-- PROBLEMS AND TASKS --
1. Shorten the paragraph in the article on spam that begins "Wrong. Spam costs the sender" while keeping its main facts.
2. For each statement, answer yes or no on whether it agrees with the article on spam, and quote the words from the article that decide it.
(a) The first spam message on the Internet was sent on 12 April 1994.
(b) Canter and Siegal sent their messages by fax.
(c) Unsolicited email got its name directly from the canned meat.
3. Write out the part of the article on spam that opens with the words containing "Wrong. Spam costs" and closes with "Monty Python skit.", swapping "bandwidth" for "server space".

-- READING TEXT --
The Bead Site Home>Small Bead Business Center > Spam

SPAM, SPAM, SPAM, AND YOU

12 April 1994: the first SPAM message sent on the Internet.

Spam (unsolicited email) was the invention of Laurence Canter and Martha Siegal.
They were lawyers and sent messages through Usenet (a news group).
They knew there were a lot of foreign IT workers in the US and they offered to help them get a "green card" (allows one to work in the USA).

They got business, but they were also castigated. Canter was even disbarred,
in part for this stunt. If they had not done it, someone else would have thought it up.

Spam or unsolicited email is enormous. Estimated vary widely, but AOL has calculated that 30% of all email is unsolicited. Well, what's the problem. Just delete it, right?

Wrong. Spam costs the sender next to nothing. However, that does not make it free. The messages have to be carried. One of the highest expenses of ISPs is bandwidth. If they are carrying a lot of junk mail, they (and you) are paying for it.

It also clogs the system, making it slower for everyone involved. It costs the recipient, who opens, read and trashes the spam. Estimates of the value of the loss of time run into hundreds of dollars a year per worker or other recipients.

Why is it called "spam?" Spam is a trademarked name of a canned meat product (see below). Unsolicited email was not named directly for the meat but for a famous Monty Python skit.

-- GIVEN DATA --
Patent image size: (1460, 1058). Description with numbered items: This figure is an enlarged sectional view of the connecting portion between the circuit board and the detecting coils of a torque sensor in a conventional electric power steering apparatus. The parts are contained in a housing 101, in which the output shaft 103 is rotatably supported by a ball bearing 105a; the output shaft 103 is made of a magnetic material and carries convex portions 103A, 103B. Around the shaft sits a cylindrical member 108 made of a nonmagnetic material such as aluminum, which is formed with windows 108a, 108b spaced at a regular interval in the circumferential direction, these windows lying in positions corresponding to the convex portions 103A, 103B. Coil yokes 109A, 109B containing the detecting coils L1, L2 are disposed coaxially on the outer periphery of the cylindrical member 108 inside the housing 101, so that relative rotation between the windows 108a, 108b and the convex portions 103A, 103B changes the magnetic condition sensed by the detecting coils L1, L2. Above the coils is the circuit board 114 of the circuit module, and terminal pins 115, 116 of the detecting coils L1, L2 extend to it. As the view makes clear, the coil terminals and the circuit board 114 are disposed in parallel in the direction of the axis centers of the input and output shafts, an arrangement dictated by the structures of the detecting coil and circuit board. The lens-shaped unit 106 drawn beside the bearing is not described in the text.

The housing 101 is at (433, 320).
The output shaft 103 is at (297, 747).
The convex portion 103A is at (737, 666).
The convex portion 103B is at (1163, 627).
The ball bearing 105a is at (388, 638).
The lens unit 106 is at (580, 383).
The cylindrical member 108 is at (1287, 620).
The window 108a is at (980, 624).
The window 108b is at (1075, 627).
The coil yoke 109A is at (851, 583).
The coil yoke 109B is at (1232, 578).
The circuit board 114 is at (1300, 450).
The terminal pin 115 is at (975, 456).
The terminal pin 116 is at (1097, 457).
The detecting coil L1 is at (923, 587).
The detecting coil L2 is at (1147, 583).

-- REPLIES --
1. Spam costs the sender almost nothing, but it isn't free, because the messages still have to be carried. Bandwidth is one of the biggest costs for ISPs, so when they carry a lot of junk mail, both they and you pay for it.

2.
(a) Yes: "12 April 1994: the first SPAM message sent on the Internet."
(b) No: "They were lawyers and sent messages through Usenet (a news group)."
(c) No: "Unsolicited email was not named directly for the meat but for a famous Monty Python skit."

3.
Wrong. Spam costs the sender next to nothing. However, that does not make it free. The messages have to be carried. One of the highest expenses of ISPs is server space. If they are carrying a lot of junk mail, they (and you) are paying for it.

It also clogs the system, making it slower for everyone involved. It costs the recipient, who opens, read and trashes the spam. Estimates of the value of the loss of time run into hundreds of dollars a year per worker or other recipients.

Why is it called "spam?" Spam is a trademarked name of a canned meat product (see below). Unsolicited email was not named directly for the meat but for a famous Monty Python skit.